Required action 1
In the comments on election futures markets, over what range did Bush contracts trade on the ask side on WSEX for at least 2 hrs and 45 minutes on Election Day 2004?
Required action 2
From the comments on election futures markets, return the passage from "At 6:57pm PST, CNN" up to and including "after the fact.".
Required action 3
Using the comments on election futures markets, answer yes or no to each statement and quote the deciding words: (a) At 7:27pm PST, all the major news networks had the Electoral count at 193-112. (b) JD still has the Excel sheet with the state-by-state figures. (c) The Fed's usual announcement of interest rate changes comes at 4 p.m.

Selected passage
Segment Open


    At 6:57pm PST, CNN was still stuck at 170-112, but by then Bush contracts were 61 65.

    At 7:27pm PST, the Bush contracts were 70 74, and all the major news networks had the Electoral count at 193-112.

    We all know how the story ends. But the fact is that on one exchange at least (WSEX), Bush contracts ranged from 33 – 50 on the ask side for at least 2 hrs and 45 minutes on Election Day 2004. It is simply incorrect for the media to revise this history after the fact.

  3. JD says:

    I used TradeSports “recreationally” leading up to election day last year as a way of tracking the polls (i.e. “synthesizing the entire spectrum”) and getting some market-based insight as to how the election would actually unfold.

    You are correct, it could be argued that the futures markets flubbed the end game by misreading the exit polls. I think, though, that if you look a little closer you’ll find that they didn’t perform as poorly as your analysis implies.

    Consider:

    Leading up to Election Day (i.e. prior to initial exit polling data being released), TradeSports was correctly predicting a Bush win. (I’ve lost the Excel sheet I was using to track this so I don’t have state-by-state figures — i.e. I’m not sure how accurate it was for each state’s electoral counts.) It was on Election Day, when the traders in these markets caught wind of exit poll data, that major shifts and fluctuations in trading prices occurred and they started calling for Kerry.

    But is it fair to criticize the futures markets for incorporating historically accurate exit poll data into their predictions? How would the bond and stock markets react if certain members of the Fed, prior to the Fed’s usual 2 p.m. announcement of interest rate changes, anonymously shared their thoughts with members of the press and the results of these interviews were leaked to the public? I’m sure these rumors would wildly roil the markets if the “poll data” pointed to a decision other than what was expected. Naturally, the markets would correct themselves once the facts were clarified in the actual announcement. The question is whether it would be accurate to say the markets “got it wrong” simply because they responded to these rumors.

Segment Closed

Data to examine
Segment Open

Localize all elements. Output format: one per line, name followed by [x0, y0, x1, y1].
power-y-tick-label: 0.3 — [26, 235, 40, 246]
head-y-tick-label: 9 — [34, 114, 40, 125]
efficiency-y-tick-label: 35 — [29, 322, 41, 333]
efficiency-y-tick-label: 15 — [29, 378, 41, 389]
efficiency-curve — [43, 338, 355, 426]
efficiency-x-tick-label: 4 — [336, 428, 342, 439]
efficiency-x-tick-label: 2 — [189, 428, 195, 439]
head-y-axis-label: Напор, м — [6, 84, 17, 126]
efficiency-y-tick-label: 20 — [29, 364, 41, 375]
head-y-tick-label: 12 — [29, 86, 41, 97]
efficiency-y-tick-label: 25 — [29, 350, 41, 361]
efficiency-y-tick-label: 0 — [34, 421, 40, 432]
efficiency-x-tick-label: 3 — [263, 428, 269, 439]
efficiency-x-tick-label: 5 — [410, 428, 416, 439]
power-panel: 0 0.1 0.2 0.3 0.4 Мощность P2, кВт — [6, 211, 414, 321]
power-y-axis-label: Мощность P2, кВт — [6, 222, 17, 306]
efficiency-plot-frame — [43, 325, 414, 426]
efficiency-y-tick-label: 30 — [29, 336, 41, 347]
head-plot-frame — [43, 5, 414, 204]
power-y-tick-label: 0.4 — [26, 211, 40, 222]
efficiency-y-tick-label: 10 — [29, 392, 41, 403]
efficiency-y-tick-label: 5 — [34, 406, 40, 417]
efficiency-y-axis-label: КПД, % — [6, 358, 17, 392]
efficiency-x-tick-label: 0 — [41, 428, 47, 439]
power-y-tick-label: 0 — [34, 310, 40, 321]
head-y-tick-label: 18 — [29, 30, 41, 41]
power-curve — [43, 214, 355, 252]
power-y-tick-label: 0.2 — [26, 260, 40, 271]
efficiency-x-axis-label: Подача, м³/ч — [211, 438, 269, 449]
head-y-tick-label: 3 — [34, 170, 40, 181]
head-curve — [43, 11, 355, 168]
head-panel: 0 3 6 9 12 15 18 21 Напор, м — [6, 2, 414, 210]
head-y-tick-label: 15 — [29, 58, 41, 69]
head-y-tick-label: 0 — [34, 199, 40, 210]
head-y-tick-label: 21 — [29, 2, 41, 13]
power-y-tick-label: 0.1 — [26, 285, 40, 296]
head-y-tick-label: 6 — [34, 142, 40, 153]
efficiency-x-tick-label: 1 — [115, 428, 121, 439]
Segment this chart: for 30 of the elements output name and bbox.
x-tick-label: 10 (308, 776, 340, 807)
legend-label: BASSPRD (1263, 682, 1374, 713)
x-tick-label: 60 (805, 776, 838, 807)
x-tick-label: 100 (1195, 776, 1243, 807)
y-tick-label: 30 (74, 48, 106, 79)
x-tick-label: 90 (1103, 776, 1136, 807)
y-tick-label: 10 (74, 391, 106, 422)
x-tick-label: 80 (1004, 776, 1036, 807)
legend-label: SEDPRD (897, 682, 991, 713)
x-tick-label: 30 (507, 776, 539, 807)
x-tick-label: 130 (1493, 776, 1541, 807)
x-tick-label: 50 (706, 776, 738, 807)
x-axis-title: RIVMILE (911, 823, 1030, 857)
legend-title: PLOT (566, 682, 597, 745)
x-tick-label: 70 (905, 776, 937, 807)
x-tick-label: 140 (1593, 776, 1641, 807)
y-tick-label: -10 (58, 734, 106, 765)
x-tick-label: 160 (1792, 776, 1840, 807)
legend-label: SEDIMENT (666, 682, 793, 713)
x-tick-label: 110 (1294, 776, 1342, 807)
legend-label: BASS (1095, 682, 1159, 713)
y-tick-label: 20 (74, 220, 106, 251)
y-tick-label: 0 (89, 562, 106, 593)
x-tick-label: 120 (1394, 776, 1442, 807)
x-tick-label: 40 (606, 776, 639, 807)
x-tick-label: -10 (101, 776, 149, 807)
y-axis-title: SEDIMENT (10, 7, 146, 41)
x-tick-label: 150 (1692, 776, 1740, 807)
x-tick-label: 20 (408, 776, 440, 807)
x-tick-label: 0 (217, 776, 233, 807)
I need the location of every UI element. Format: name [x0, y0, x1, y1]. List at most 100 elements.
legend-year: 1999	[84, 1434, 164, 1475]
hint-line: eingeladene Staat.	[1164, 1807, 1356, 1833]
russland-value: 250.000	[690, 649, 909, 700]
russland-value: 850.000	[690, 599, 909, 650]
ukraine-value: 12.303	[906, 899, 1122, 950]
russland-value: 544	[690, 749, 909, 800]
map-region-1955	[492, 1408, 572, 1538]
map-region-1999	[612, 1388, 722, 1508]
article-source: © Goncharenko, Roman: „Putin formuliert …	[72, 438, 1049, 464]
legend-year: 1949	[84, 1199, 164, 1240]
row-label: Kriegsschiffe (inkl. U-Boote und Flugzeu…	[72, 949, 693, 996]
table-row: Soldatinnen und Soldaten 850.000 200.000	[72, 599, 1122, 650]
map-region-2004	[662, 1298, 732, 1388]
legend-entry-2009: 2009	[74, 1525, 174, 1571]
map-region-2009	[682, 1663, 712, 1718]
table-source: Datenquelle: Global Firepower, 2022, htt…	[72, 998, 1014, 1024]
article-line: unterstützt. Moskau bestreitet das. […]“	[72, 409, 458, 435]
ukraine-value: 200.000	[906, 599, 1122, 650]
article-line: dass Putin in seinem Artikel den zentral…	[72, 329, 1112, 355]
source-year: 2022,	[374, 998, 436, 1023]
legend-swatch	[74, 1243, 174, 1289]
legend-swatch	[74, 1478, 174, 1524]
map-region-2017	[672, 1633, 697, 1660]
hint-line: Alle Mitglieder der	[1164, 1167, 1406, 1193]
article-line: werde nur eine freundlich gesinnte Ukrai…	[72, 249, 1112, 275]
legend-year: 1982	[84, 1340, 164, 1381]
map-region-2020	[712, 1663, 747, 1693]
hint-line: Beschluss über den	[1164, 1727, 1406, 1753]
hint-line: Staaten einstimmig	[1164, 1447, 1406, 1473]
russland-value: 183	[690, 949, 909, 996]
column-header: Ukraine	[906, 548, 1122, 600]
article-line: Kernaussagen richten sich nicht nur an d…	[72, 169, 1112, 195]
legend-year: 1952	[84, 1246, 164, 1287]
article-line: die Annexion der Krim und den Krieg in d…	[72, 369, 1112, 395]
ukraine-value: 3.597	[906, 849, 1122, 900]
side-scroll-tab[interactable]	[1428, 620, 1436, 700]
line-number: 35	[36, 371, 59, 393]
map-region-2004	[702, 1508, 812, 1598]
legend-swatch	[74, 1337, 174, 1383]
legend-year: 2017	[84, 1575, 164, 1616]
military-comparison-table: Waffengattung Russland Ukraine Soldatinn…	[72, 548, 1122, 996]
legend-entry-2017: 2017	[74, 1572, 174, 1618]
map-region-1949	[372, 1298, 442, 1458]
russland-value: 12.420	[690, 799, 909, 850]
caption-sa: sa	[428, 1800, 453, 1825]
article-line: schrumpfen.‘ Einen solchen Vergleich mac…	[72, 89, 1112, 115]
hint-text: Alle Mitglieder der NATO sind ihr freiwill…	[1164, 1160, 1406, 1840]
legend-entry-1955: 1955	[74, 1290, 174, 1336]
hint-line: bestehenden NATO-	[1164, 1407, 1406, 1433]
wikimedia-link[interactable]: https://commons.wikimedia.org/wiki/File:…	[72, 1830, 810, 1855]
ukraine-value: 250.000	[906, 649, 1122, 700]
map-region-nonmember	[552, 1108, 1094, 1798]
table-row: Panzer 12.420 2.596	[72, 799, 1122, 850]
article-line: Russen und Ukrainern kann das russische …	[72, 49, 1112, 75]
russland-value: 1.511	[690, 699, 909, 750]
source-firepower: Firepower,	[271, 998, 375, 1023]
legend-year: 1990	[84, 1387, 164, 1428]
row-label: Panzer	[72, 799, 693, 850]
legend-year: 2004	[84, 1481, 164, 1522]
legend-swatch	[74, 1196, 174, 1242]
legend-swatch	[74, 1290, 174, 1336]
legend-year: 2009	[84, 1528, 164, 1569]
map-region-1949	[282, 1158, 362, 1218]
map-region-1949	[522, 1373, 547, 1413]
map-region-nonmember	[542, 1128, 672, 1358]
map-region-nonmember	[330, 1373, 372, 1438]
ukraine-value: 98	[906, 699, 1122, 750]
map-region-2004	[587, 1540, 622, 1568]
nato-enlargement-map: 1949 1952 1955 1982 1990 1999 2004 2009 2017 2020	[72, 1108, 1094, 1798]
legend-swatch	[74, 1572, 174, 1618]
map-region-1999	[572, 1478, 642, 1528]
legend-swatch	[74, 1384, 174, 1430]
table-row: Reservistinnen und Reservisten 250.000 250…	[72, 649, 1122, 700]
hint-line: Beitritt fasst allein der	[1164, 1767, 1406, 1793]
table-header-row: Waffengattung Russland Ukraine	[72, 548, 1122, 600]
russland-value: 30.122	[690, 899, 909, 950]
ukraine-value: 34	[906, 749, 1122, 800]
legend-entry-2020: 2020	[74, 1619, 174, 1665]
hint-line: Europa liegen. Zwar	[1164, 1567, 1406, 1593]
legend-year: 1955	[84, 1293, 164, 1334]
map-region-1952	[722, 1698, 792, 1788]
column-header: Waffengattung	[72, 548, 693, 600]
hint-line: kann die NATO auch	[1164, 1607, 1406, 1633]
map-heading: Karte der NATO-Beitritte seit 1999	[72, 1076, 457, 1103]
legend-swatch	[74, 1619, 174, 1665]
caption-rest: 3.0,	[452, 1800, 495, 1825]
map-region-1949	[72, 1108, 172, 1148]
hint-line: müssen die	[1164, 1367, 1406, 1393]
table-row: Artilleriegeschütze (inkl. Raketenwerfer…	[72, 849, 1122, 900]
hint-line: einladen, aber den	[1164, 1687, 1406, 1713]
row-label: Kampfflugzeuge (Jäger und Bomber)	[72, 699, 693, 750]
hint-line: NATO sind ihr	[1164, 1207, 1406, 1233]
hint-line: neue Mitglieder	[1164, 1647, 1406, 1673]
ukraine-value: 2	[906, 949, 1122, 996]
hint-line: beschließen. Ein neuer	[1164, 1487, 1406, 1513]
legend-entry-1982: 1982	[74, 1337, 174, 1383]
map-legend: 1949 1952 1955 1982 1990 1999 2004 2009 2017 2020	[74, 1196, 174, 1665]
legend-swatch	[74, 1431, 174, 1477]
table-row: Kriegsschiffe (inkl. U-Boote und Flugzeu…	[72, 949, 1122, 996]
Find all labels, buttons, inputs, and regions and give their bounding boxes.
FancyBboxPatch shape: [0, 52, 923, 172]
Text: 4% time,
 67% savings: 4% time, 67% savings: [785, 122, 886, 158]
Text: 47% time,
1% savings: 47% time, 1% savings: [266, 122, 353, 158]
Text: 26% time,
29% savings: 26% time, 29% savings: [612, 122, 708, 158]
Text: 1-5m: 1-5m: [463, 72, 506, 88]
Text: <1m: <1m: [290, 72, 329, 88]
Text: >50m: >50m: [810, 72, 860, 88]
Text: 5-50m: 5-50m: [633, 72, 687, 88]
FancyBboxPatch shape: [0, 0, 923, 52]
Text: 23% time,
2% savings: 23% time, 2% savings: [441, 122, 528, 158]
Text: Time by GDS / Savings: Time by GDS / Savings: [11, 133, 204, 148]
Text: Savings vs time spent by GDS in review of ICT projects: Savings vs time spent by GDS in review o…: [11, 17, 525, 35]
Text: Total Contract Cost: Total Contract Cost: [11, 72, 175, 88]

Segment Closed

Exercise solution 1
33 – 50

Exercise solution 2
At 6:57pm PST, CNN was still stuck at 170-112, but by then Bush contracts were 61 65.

    At 7:27pm PST, the Bush contracts were 70 74, and all the major news networks had the Electoral count at 193-112.

    We all know how the story ends. But the fact is that on one exchange at least (WSEX), Bush contracts ranged from 33 – 50 on the ask side for at least 2 hrs and 45 minutes on Election Day 2004. It is simply incorrect for the media to revise this history after the fact.

Exercise solution 3
(a) Yes: "all the major news networks had the Electoral count at 193-112"
(b) No: "I’ve lost the Excel sheet I was using to track this"
(c) No: "the Fed’s usual 2 p.m. announcement of interest rate changes"